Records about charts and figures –
=-=-=-=-=

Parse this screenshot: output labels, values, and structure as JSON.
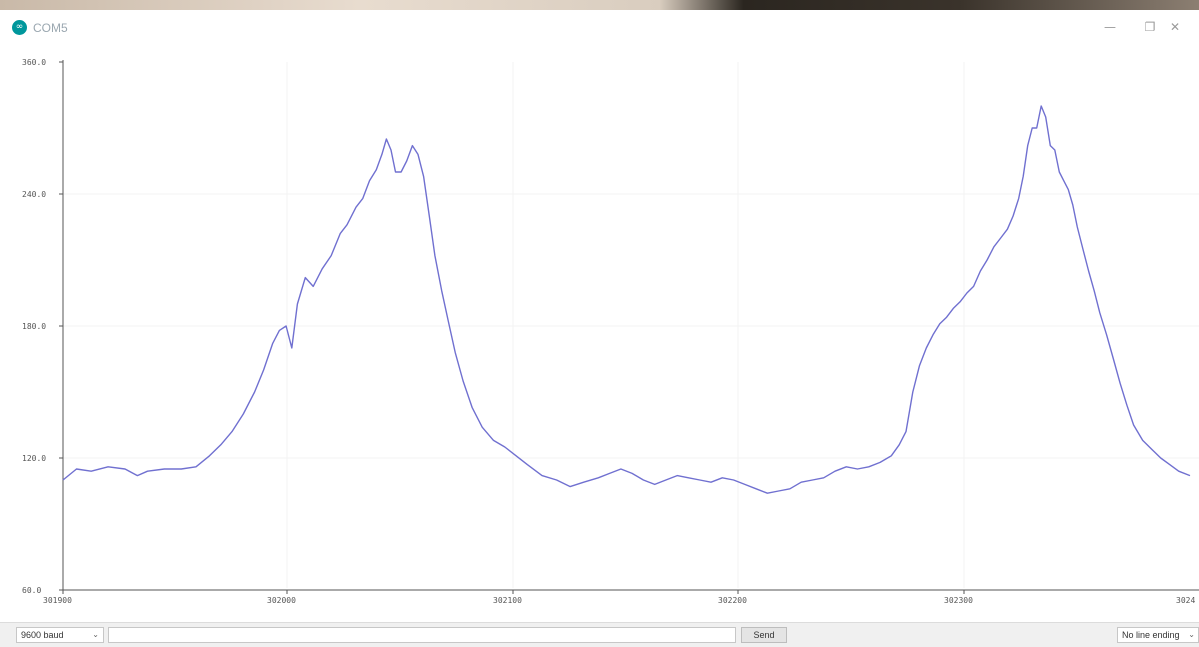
{
  "window": {
    "title": "COM5",
    "app_icon_glyph": "∞",
    "minimize_glyph": "—",
    "maximize_glyph": "❐",
    "close_glyph": "✕"
  },
  "plotter": {
    "line_color": "#7070d0",
    "y_ticks": [
      "360.0",
      "240.0",
      "180.0",
      "120.0",
      "60.0"
    ],
    "x_ticks": [
      "301900",
      "302000",
      "302100",
      "302200",
      "302300",
      "3024"
    ]
  },
  "chart_data": {
    "type": "line",
    "ylim": [
      60,
      300
    ],
    "xlim": [
      0,
      1
    ],
    "series": [
      {
        "values": [
          [
            0.0,
            110
          ],
          [
            0.012,
            115
          ],
          [
            0.025,
            114
          ],
          [
            0.04,
            116
          ],
          [
            0.055,
            115
          ],
          [
            0.066,
            112
          ],
          [
            0.075,
            114
          ],
          [
            0.09,
            115
          ],
          [
            0.105,
            115
          ],
          [
            0.118,
            116
          ],
          [
            0.13,
            121
          ],
          [
            0.14,
            126
          ],
          [
            0.15,
            132
          ],
          [
            0.16,
            140
          ],
          [
            0.17,
            150
          ],
          [
            0.178,
            160
          ],
          [
            0.186,
            172
          ],
          [
            0.192,
            178
          ],
          [
            0.198,
            180
          ],
          [
            0.203,
            170
          ],
          [
            0.208,
            190
          ],
          [
            0.215,
            202
          ],
          [
            0.222,
            198
          ],
          [
            0.23,
            206
          ],
          [
            0.238,
            212
          ],
          [
            0.246,
            222
          ],
          [
            0.252,
            226
          ],
          [
            0.26,
            234
          ],
          [
            0.266,
            238
          ],
          [
            0.272,
            246
          ],
          [
            0.278,
            251
          ],
          [
            0.283,
            258
          ],
          [
            0.287,
            265
          ],
          [
            0.291,
            260
          ],
          [
            0.295,
            250
          ],
          [
            0.3,
            250
          ],
          [
            0.305,
            255
          ],
          [
            0.31,
            262
          ],
          [
            0.315,
            258
          ],
          [
            0.32,
            248
          ],
          [
            0.325,
            230
          ],
          [
            0.33,
            212
          ],
          [
            0.336,
            196
          ],
          [
            0.342,
            182
          ],
          [
            0.348,
            168
          ],
          [
            0.355,
            155
          ],
          [
            0.363,
            143
          ],
          [
            0.372,
            134
          ],
          [
            0.382,
            128
          ],
          [
            0.392,
            125
          ],
          [
            0.402,
            121
          ],
          [
            0.412,
            117
          ],
          [
            0.425,
            112
          ],
          [
            0.438,
            110
          ],
          [
            0.45,
            107
          ],
          [
            0.462,
            109
          ],
          [
            0.475,
            111
          ],
          [
            0.485,
            113
          ],
          [
            0.495,
            115
          ],
          [
            0.505,
            113
          ],
          [
            0.515,
            110
          ],
          [
            0.525,
            108
          ],
          [
            0.535,
            110
          ],
          [
            0.545,
            112
          ],
          [
            0.555,
            111
          ],
          [
            0.565,
            110
          ],
          [
            0.575,
            109
          ],
          [
            0.585,
            111
          ],
          [
            0.595,
            110
          ],
          [
            0.605,
            108
          ],
          [
            0.615,
            106
          ],
          [
            0.625,
            104
          ],
          [
            0.635,
            105
          ],
          [
            0.645,
            106
          ],
          [
            0.655,
            109
          ],
          [
            0.665,
            110
          ],
          [
            0.675,
            111
          ],
          [
            0.685,
            114
          ],
          [
            0.695,
            116
          ],
          [
            0.705,
            115
          ],
          [
            0.715,
            116
          ],
          [
            0.725,
            118
          ],
          [
            0.735,
            121
          ],
          [
            0.742,
            126
          ],
          [
            0.748,
            132
          ],
          [
            0.754,
            150
          ],
          [
            0.76,
            162
          ],
          [
            0.766,
            170
          ],
          [
            0.772,
            176
          ],
          [
            0.778,
            181
          ],
          [
            0.784,
            184
          ],
          [
            0.79,
            188
          ],
          [
            0.796,
            191
          ],
          [
            0.802,
            195
          ],
          [
            0.808,
            198
          ],
          [
            0.814,
            205
          ],
          [
            0.82,
            210
          ],
          [
            0.826,
            216
          ],
          [
            0.832,
            220
          ],
          [
            0.838,
            224
          ],
          [
            0.843,
            230
          ],
          [
            0.848,
            238
          ],
          [
            0.852,
            248
          ],
          [
            0.856,
            262
          ],
          [
            0.86,
            270
          ],
          [
            0.864,
            270
          ],
          [
            0.868,
            280
          ],
          [
            0.872,
            275
          ],
          [
            0.876,
            262
          ],
          [
            0.88,
            260
          ],
          [
            0.884,
            250
          ],
          [
            0.888,
            246
          ],
          [
            0.892,
            242
          ],
          [
            0.896,
            235
          ],
          [
            0.9,
            225
          ],
          [
            0.905,
            215
          ],
          [
            0.91,
            205
          ],
          [
            0.915,
            196
          ],
          [
            0.92,
            186
          ],
          [
            0.926,
            176
          ],
          [
            0.932,
            165
          ],
          [
            0.938,
            154
          ],
          [
            0.944,
            144
          ],
          [
            0.95,
            135
          ],
          [
            0.958,
            128
          ],
          [
            0.966,
            124
          ],
          [
            0.974,
            120
          ],
          [
            0.982,
            117
          ],
          [
            0.99,
            114
          ],
          [
            1.0,
            112
          ]
        ]
      }
    ]
  },
  "bottom_bar": {
    "baud_label": "9600 baud",
    "send_label": "Send",
    "line_ending_label": "No line ending",
    "chevron_glyph": "⌄"
  }
}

=-=-=-=-=

INSTRUCTIONS TO FOLLOW –
Your task is to repeat the material above exactly, without its pictures.

CORRECT RESULT –
Parse this screenshot: output labels, values, and structure as JSON.
{
  "window": {
    "title": "COM5",
    "app_icon_glyph": "∞",
    "minimize_glyph": "—",
    "maximize_glyph": "❐",
    "close_glyph": "✕"
  },
  "plotter": {
    "line_color": "#7070d0",
    "y_ticks": [
      "360.0",
      "240.0",
      "180.0",
      "120.0",
      "60.0"
    ],
    "x_ticks": [
      "301900",
      "302000",
      "302100",
      "302200",
      "302300",
      "3024"
    ]
  },
  "chart_data": {
    "type": "line",
    "ylim": [
      60,
      300
    ],
    "xlim": [
      0,
      1
    ],
    "series": [
      {
        "values": [
          [
            0.0,
            110
          ],
          [
            0.012,
            115
          ],
          [
            0.025,
            114
          ],
          [
            0.04,
            116
          ],
          [
            0.055,
            115
          ],
          [
            0.066,
            112
          ],
          [
            0.075,
            114
          ],
          [
            0.09,
            115
          ],
          [
            0.105,
            115
          ],
          [
            0.118,
            116
          ],
          [
            0.13,
            121
          ],
          [
            0.14,
            126
          ],
          [
            0.15,
            132
          ],
          [
            0.16,
            140
          ],
          [
            0.17,
            150
          ],
          [
            0.178,
            160
          ],
          [
            0.186,
            172
          ],
          [
            0.192,
            178
          ],
          [
            0.198,
            180
          ],
          [
            0.203,
            170
          ],
          [
            0.208,
            190
          ],
          [
            0.215,
            202
          ],
          [
            0.222,
            198
          ],
          [
            0.23,
            206
          ],
          [
            0.238,
            212
          ],
          [
            0.246,
            222
          ],
          [
            0.252,
            226
          ],
          [
            0.26,
            234
          ],
          [
            0.266,
            238
          ],
          [
            0.272,
            246
          ],
          [
            0.278,
            251
          ],
          [
            0.283,
            258
          ],
          [
            0.287,
            265
          ],
          [
            0.291,
            260
          ],
          [
            0.295,
            250
          ],
          [
            0.3,
            250
          ],
          [
            0.305,
            255
          ],
          [
            0.31,
            262
          ],
          [
            0.315,
            258
          ],
          [
            0.32,
            248
          ],
          [
            0.325,
            230
          ],
          [
            0.33,
            212
          ],
          [
            0.336,
            196
          ],
          [
            0.342,
            182
          ],
          [
            0.348,
            168
          ],
          [
            0.355,
            155
          ],
          [
            0.363,
            143
          ],
          [
            0.372,
            134
          ],
          [
            0.382,
            128
          ],
          [
            0.392,
            125
          ],
          [
            0.402,
            121
          ],
          [
            0.412,
            117
          ],
          [
            0.425,
            112
          ],
          [
            0.438,
            110
          ],
          [
            0.45,
            107
          ],
          [
            0.462,
            109
          ],
          [
            0.475,
            111
          ],
          [
            0.485,
            113
          ],
          [
            0.495,
            115
          ],
          [
            0.505,
            113
          ],
          [
            0.515,
            110
          ],
          [
            0.525,
            108
          ],
          [
            0.535,
            110
          ],
          [
            0.545,
            112
          ],
          [
            0.555,
            111
          ],
          [
            0.565,
            110
          ],
          [
            0.575,
            109
          ],
          [
            0.585,
            111
          ],
          [
            0.595,
            110
          ],
          [
            0.605,
            108
          ],
          [
            0.615,
            106
          ],
          [
            0.625,
            104
          ],
          [
            0.635,
            105
          ],
          [
            0.645,
            106
          ],
          [
            0.655,
            109
          ],
          [
            0.665,
            110
          ],
          [
            0.675,
            111
          ],
          [
            0.685,
            114
          ],
          [
            0.695,
            116
          ],
          [
            0.705,
            115
          ],
          [
            0.715,
            116
          ],
          [
            0.725,
            118
          ],
          [
            0.735,
            121
          ],
          [
            0.742,
            126
          ],
          [
            0.748,
            132
          ],
          [
            0.754,
            150
          ],
          [
            0.76,
            162
          ],
          [
            0.766,
            170
          ],
          [
            0.772,
            176
          ],
          [
            0.778,
            181
          ],
          [
            0.784,
            184
          ],
          [
            0.79,
            188
          ],
          [
            0.796,
            191
          ],
          [
            0.802,
            195
          ],
          [
            0.808,
            198
          ],
          [
            0.814,
            205
          ],
          [
            0.82,
            210
          ],
          [
            0.826,
            216
          ],
          [
            0.832,
            220
          ],
          [
            0.838,
            224
          ],
          [
            0.843,
            230
          ],
          [
            0.848,
            238
          ],
          [
            0.852,
            248
          ],
          [
            0.856,
            262
          ],
          [
            0.86,
            270
          ],
          [
            0.864,
            270
          ],
          [
            0.868,
            280
          ],
          [
            0.872,
            275
          ],
          [
            0.876,
            262
          ],
          [
            0.88,
            260
          ],
          [
            0.884,
            250
          ],
          [
            0.888,
            246
          ],
          [
            0.892,
            242
          ],
          [
            0.896,
            235
          ],
          [
            0.9,
            225
          ],
          [
            0.905,
            215
          ],
          [
            0.91,
            205
          ],
          [
            0.915,
            196
          ],
          [
            0.92,
            186
          ],
          [
            0.926,
            176
          ],
          [
            0.932,
            165
          ],
          [
            0.938,
            154
          ],
          [
            0.944,
            144
          ],
          [
            0.95,
            135
          ],
          [
            0.958,
            128
          ],
          [
            0.966,
            124
          ],
          [
            0.974,
            120
          ],
          [
            0.982,
            117
          ],
          [
            0.99,
            114
          ],
          [
            1.0,
            112
          ]
        ]
      }
    ]
  },
  "bottom_bar": {
    "baud_label": "9600 baud",
    "send_label": "Send",
    "line_ending_label": "No line ending",
    "chevron_glyph": "⌄"
  }
}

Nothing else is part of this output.